Recorded data:
>>

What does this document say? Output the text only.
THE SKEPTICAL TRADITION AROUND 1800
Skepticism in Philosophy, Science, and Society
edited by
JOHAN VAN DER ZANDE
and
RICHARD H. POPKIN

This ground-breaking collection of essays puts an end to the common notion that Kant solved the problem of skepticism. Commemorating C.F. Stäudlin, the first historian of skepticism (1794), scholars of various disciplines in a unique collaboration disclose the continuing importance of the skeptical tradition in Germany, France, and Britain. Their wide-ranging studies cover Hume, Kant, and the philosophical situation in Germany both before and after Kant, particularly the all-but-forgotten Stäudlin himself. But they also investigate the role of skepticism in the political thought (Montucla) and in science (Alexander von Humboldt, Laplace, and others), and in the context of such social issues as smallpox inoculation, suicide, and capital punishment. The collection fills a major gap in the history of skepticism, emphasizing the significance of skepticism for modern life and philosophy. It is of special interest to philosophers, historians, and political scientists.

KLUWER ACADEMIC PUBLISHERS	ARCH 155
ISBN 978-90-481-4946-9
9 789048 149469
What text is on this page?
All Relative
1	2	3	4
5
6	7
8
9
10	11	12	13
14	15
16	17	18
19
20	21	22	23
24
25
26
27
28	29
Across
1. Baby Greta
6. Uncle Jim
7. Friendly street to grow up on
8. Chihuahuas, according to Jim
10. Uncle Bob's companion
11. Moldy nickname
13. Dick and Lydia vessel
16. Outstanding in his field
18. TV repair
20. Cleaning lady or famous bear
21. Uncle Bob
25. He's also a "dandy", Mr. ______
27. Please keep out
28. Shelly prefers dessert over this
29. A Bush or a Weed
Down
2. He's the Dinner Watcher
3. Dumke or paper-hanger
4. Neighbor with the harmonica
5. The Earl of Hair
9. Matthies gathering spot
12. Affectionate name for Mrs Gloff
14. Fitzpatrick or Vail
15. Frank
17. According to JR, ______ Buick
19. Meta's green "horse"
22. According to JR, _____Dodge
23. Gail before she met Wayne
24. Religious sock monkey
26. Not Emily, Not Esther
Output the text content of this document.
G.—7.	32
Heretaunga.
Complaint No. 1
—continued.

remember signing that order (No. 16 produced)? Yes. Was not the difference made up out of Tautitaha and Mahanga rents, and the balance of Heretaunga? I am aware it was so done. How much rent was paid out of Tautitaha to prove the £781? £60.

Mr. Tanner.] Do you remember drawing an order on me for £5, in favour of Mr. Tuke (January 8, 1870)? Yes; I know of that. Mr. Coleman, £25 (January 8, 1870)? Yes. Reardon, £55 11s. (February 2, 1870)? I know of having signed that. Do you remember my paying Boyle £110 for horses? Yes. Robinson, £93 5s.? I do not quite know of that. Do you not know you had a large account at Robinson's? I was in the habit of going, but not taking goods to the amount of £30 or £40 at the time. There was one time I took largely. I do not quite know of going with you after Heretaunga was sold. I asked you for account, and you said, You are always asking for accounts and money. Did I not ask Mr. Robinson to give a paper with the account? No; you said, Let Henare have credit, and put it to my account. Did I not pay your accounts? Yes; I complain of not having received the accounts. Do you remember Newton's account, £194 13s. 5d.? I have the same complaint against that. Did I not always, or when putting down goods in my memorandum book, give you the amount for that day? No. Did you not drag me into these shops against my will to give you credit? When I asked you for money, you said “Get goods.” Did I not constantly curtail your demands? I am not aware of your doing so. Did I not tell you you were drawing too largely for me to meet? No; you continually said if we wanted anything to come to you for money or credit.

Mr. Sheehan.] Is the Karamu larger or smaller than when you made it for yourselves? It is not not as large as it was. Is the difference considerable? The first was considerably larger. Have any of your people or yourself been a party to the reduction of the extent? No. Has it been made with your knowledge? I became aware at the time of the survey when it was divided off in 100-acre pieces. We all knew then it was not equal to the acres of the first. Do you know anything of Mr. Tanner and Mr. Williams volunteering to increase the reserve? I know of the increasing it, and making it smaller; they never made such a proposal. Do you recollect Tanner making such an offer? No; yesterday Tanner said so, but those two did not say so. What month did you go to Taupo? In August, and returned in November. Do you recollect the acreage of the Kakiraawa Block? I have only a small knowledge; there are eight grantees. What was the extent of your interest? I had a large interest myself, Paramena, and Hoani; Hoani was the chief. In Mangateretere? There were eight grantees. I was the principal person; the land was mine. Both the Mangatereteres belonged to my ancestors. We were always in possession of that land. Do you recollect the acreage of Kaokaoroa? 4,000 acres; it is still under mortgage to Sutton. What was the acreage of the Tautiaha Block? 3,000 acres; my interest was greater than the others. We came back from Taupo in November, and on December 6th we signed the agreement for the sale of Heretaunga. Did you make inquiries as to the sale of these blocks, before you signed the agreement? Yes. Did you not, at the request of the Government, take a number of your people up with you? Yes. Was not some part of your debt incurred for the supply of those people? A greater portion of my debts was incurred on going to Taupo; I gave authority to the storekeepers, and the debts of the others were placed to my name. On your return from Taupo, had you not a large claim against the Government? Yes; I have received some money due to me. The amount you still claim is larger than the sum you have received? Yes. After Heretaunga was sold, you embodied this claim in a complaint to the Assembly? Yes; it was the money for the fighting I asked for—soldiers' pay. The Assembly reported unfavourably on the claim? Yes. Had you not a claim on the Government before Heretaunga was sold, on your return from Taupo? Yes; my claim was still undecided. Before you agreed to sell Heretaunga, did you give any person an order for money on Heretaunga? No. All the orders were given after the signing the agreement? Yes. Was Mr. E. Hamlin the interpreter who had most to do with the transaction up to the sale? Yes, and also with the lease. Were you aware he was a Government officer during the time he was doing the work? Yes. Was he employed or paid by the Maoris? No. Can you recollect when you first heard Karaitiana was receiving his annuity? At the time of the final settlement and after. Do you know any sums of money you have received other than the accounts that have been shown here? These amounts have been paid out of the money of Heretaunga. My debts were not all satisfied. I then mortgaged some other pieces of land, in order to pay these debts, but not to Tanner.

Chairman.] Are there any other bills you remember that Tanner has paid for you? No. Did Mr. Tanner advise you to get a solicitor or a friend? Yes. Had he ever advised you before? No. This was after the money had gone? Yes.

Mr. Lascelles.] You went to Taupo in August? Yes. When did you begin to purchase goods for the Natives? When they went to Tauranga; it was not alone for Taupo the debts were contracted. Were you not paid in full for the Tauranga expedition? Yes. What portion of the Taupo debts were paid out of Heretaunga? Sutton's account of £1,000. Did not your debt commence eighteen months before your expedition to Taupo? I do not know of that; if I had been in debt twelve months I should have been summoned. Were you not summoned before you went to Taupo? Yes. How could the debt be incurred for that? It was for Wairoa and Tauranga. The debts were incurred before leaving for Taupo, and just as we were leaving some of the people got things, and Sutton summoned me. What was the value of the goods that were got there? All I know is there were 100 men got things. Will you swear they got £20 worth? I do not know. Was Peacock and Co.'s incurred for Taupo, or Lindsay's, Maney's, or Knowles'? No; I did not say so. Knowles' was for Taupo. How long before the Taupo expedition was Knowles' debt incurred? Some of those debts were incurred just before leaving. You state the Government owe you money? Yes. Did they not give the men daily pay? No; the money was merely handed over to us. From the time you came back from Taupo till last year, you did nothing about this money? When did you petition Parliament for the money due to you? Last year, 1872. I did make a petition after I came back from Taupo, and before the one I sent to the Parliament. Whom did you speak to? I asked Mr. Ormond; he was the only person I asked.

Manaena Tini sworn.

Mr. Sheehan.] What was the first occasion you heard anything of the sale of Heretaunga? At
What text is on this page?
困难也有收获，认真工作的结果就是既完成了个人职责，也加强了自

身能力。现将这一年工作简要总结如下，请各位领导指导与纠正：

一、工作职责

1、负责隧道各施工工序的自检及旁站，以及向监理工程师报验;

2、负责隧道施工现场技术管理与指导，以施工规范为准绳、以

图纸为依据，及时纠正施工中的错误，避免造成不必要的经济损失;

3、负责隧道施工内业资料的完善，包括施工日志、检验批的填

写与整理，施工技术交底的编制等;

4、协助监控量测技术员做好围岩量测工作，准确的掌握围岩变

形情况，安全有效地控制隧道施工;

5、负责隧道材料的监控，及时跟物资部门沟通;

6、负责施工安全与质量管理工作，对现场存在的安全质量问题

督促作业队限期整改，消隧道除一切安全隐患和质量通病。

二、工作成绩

<<

→ Problem requirements:
Using the entries above, return each line that includes the word "Uncle".

→ The solution:
6. Uncle Jim
10. Uncle Bob's companion
21. Uncle Bob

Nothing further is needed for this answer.